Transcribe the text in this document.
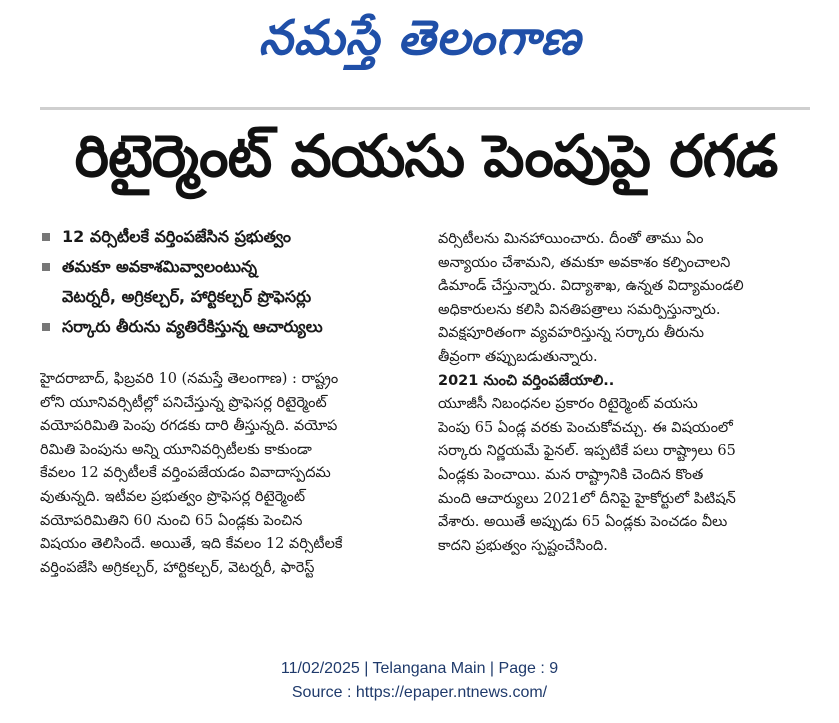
నమస్తే తెలంగాణ
రిటైర్మెంట్ వయసు పెంపుపై రగడ
12 వర్సిటీలకే వర్తింపజేసిన ప్రభుత్వం
తమకూ అవకాశమివ్వాలంటున్న
వెటర్నరీ, అగ్రికల్చర్, హార్టికల్చర్ ప్రొఫెసర్లు
సర్కారు తీరును వ్యతిరేకిస్తున్న ఆచార్యులు
హైదరాబాద్, ఫిబ్రవరి 10 (నమస్తే తెలంగాణ) : రాష్ట్రం
లోని యూనివర్సిటీల్లో పనిచేస్తున్న ప్రొఫెసర్ల రిటైర్మెంట్
వయోపరిమితి పెంపు రగడకు దారి తీస్తున్నది. వయోప
రిమితి పెంపును అన్ని యూనివర్సిటీలకు కాకుండా
కేవలం 12 వర్సిటీలకే వర్తింపజేయడం వివాదాస్పదమ
వుతున్నది. ఇటీవల ప్రభుత్వం ప్రొఫెసర్ల రిటైర్మెంట్
వయోపరిమితిని 60 నుంచి 65 ఏండ్లకు పెంచిన
విషయం తెలిసిందే. అయితే, ఇది కేవలం 12 వర్సిటీలకే
వర్తింపజేసి అగ్రికల్చర్, హార్టికల్చర్, వెటర్నరీ, ఫారెస్ట్
వర్సిటీలను మినహాయించారు. దీంతో తాము ఏం
అన్యాయం చేశామని, తమకూ అవకాశం కల్పించాలని
డిమాండ్ చేస్తున్నారు. విద్యాశాఖ, ఉన్నత విద్యామండలి
అధికారులను కలిసి వినతిపత్రాలు సమర్పిస్తున్నారు.
వివక్షపూరితంగా వ్యవహరిస్తున్న సర్కారు తీరును
తీవ్రంగా తప్పుబడుతున్నారు.
2021 నుంచి వర్తింపజేయాలి..
యూజీసీ నిబంధనల ప్రకారం రిటైర్మెంట్ వయసు
పెంపు 65 ఏండ్ల వరకు పెంచుకోవచ్చు. ఈ విషయంలో
సర్కారు నిర్ణయమే ఫైనల్. ఇప్పటికే పలు రాష్ట్రాలు 65
ఏండ్లకు పెంచాయి. మన రాష్ట్రానికి చెందిన కొంత
మంది ఆచార్యులు 2021లో దీనిపై హైకోర్టులో పిటిషన్
వేశారు. అయితే అప్పుడు 65 ఏండ్లకు పెంచడం వీలు
కాదని ప్రభుత్వం స్పష్టంచేసింది.
11/02/2025 | Telangana Main | Page : 9
Source : https://epaper.ntnews.com/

■ Task requirements: Your copy should match the entries exactly, minus the pictures.

■ Response below:
Transcribe the text in this document.
నమస్తే తెలంగాణ
రిటైర్మెంట్ వయసు పెంపుపై రగడ
12 వర్సిటీలకే వర్తింపజేసిన ప్రభుత్వం
తమకూ అవకాశమివ్వాలంటున్న
వెటర్నరీ, అగ్రికల్చర్, హార్టికల్చర్ ప్రొఫెసర్లు
సర్కారు తీరును వ్యతిరేకిస్తున్న ఆచార్యులు
హైదరాబాద్, ఫిబ్రవరి 10 (నమస్తే తెలంగాణ) : రాష్ట్రం
లోని యూనివర్సిటీల్లో పనిచేస్తున్న ప్రొఫెసర్ల రిటైర్మెంట్
వయోపరిమితి పెంపు రగడకు దారి తీస్తున్నది. వయోప
రిమితి పెంపును అన్ని యూనివర్సిటీలకు కాకుండా
కేవలం 12 వర్సిటీలకే వర్తింపజేయడం వివాదాస్పదమ
వుతున్నది. ఇటీవల ప్రభుత్వం ప్రొఫెసర్ల రిటైర్మెంట్
వయోపరిమితిని 60 నుంచి 65 ఏండ్లకు పెంచిన
విషయం తెలిసిందే. అయితే, ఇది కేవలం 12 వర్సిటీలకే
వర్తింపజేసి అగ్రికల్చర్, హార్టికల్చర్, వెటర్నరీ, ఫారెస్ట్
వర్సిటీలను మినహాయించారు. దీంతో తాము ఏం
అన్యాయం చేశామని, తమకూ అవకాశం కల్పించాలని
డిమాండ్ చేస్తున్నారు. విద్యాశాఖ, ఉన్నత విద్యామండలి
అధికారులను కలిసి వినతిపత్రాలు సమర్పిస్తున్నారు.
వివక్షపూరితంగా వ్యవహరిస్తున్న సర్కారు తీరును
తీవ్రంగా తప్పుబడుతున్నారు.
2021 నుంచి వర్తింపజేయాలి..
యూజీసీ నిబంధనల ప్రకారం రిటైర్మెంట్ వయసు
పెంపు 65 ఏండ్ల వరకు పెంచుకోవచ్చు. ఈ విషయంలో
సర్కారు నిర్ణయమే ఫైనల్. ఇప్పటికే పలు రాష్ట్రాలు 65
ఏండ్లకు పెంచాయి. మన రాష్ట్రానికి చెందిన కొంత
మంది ఆచార్యులు 2021లో దీనిపై హైకోర్టులో పిటిషన్
వేశారు. అయితే అప్పుడు 65 ఏండ్లకు పెంచడం వీలు
కాదని ప్రభుత్వం స్పష్టంచేసింది.
11/02/2025 | Telangana Main | Page : 9
Source : https://epaper.ntnews.com/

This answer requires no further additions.